Short task
In the data below, locate each line with the word "Jugador" and list it.

╭─ Record set

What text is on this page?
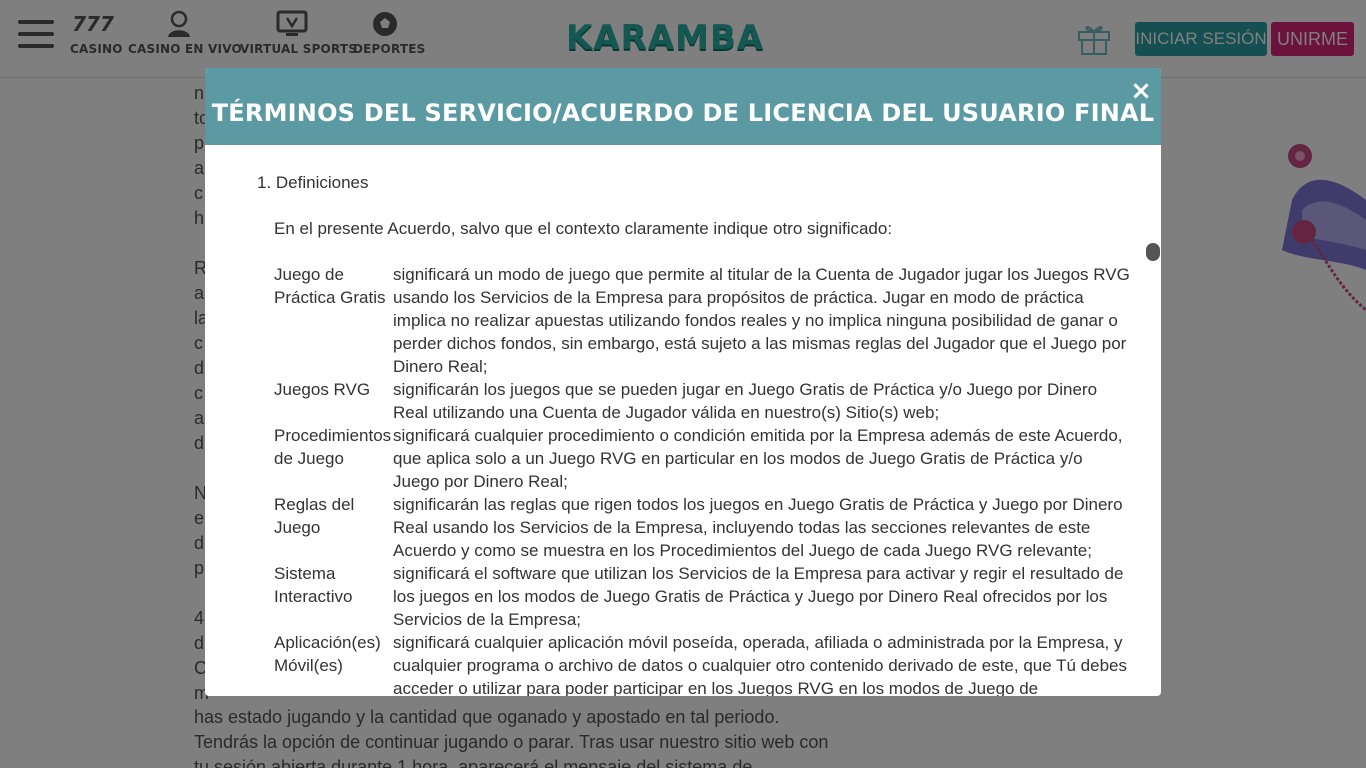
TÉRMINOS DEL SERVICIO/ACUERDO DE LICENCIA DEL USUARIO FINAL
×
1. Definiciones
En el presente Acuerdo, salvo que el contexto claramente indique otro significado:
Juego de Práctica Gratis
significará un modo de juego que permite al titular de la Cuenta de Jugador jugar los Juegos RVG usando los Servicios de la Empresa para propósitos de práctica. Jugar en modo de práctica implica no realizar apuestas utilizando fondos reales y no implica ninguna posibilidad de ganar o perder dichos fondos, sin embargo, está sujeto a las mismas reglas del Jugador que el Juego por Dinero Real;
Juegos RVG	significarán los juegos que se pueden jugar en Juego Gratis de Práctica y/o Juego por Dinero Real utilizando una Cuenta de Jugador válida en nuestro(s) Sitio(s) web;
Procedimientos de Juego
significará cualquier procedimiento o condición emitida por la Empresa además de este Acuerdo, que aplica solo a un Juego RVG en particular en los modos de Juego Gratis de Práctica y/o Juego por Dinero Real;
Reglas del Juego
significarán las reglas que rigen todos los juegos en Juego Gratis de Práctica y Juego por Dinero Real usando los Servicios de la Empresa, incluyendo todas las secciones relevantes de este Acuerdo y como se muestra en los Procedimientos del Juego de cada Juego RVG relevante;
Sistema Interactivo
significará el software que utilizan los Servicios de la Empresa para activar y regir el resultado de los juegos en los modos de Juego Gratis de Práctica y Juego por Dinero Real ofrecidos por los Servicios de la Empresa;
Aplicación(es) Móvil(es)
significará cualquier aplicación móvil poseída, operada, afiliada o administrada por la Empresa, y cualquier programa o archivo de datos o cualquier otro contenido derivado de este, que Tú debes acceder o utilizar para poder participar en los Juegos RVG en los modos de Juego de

╰─
╭─ Record set

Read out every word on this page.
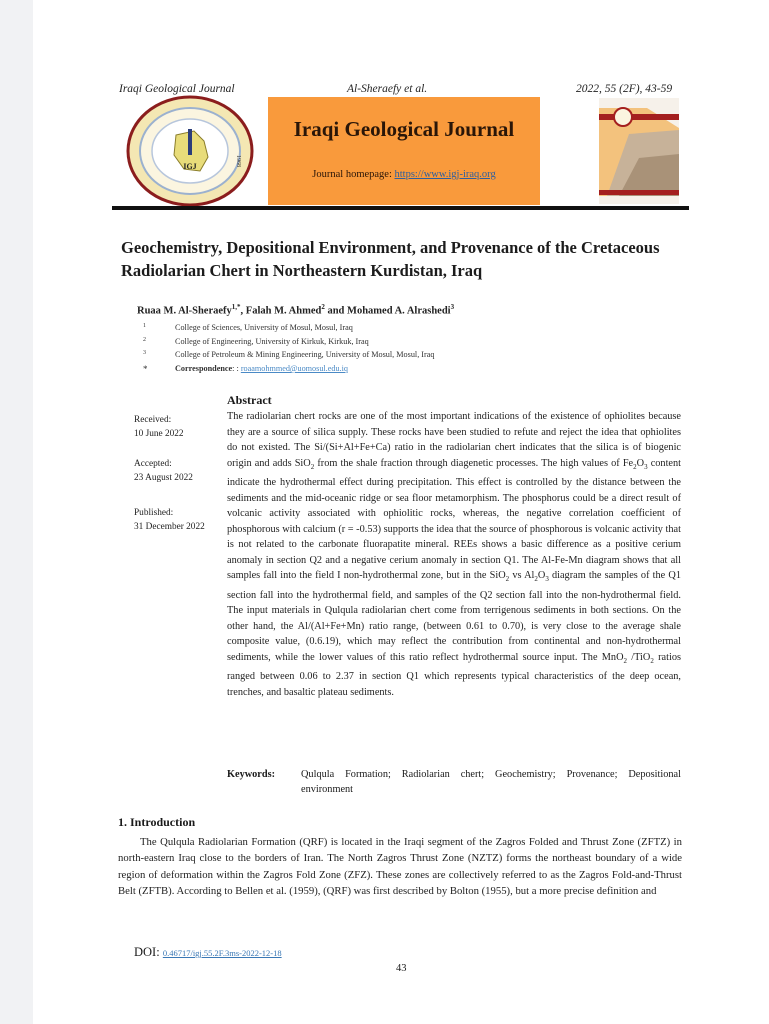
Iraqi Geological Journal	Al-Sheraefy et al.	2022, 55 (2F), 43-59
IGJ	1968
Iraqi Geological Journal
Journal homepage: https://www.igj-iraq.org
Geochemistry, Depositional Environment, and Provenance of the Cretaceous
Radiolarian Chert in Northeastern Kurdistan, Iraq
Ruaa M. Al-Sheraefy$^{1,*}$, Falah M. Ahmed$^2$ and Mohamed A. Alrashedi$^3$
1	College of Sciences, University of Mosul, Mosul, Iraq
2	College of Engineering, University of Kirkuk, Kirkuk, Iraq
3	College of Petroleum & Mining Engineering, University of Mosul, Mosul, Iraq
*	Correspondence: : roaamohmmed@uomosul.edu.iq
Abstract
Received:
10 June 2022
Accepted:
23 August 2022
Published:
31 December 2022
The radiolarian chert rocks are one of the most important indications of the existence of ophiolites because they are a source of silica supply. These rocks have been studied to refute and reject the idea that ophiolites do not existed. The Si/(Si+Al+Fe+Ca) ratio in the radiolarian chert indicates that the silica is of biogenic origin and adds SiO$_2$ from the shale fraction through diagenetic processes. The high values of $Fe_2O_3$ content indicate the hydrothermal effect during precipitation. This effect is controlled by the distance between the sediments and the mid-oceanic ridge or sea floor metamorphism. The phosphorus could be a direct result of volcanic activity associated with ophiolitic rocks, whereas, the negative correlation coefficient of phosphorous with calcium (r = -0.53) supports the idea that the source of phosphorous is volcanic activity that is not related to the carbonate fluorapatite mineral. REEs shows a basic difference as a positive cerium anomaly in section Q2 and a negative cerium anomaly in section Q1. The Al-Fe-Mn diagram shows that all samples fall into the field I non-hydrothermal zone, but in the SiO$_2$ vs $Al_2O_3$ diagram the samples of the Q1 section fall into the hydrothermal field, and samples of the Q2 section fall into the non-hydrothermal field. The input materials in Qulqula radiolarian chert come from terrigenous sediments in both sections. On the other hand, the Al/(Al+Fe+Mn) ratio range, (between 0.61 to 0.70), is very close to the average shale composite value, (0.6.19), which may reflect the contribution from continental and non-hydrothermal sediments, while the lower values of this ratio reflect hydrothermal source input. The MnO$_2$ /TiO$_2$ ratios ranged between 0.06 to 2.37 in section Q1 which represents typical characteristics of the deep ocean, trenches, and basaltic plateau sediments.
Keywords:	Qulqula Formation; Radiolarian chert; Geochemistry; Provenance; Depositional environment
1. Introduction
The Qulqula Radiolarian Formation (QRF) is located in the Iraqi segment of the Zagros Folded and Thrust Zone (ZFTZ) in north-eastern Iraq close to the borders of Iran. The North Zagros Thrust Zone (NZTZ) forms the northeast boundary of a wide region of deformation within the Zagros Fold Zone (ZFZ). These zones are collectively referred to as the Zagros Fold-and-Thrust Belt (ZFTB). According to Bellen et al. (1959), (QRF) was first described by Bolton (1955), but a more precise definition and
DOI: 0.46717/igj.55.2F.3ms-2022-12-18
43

╰─
╭─ Record set

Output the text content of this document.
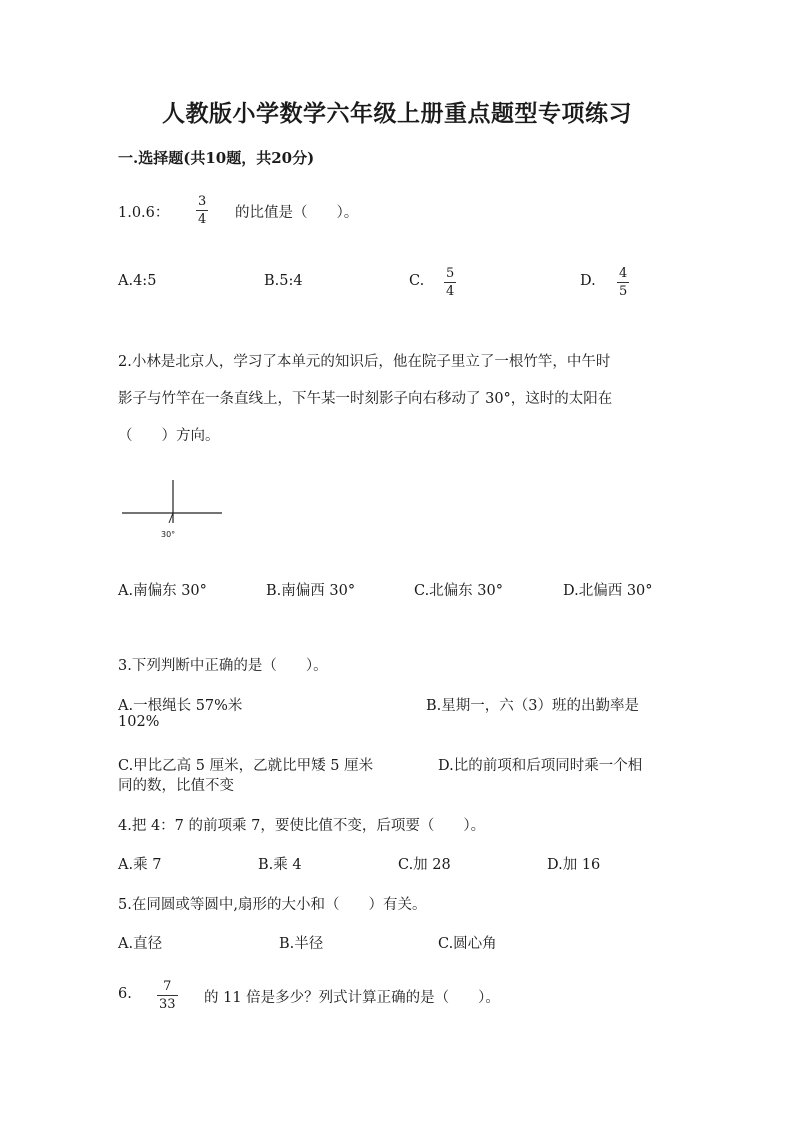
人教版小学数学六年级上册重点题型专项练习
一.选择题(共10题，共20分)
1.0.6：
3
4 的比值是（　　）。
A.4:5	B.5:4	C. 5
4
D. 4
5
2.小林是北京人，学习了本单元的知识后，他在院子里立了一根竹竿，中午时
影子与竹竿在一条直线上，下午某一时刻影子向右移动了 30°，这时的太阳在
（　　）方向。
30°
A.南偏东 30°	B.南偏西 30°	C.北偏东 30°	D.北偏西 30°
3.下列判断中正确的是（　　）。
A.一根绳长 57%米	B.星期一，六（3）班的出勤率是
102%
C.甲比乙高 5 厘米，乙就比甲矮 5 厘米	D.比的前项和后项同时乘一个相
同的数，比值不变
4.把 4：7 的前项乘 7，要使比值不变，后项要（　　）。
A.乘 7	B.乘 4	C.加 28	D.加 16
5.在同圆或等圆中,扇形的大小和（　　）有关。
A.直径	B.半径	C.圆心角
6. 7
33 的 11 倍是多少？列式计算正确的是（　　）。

╰─

Written answer
significará un modo de juego que permite al titular de la Cuenta de Jugador jugar los Juegos RVG usando los Servicios de la Empresa para propósitos de práctica. Jugar en modo de práctica implica no realizar apuestas utilizando fondos reales y no implica ninguna posibilidad de ganar o perder dichos fondos, sin embargo, está sujeto a las mismas reglas del Jugador que el Juego por Dinero Real;
Juegos RVG	significarán los juegos que se pueden jugar en Juego Gratis de Práctica y/o Juego por Dinero Real utilizando una Cuenta de Jugador válida en nuestro(s) Sitio(s) web;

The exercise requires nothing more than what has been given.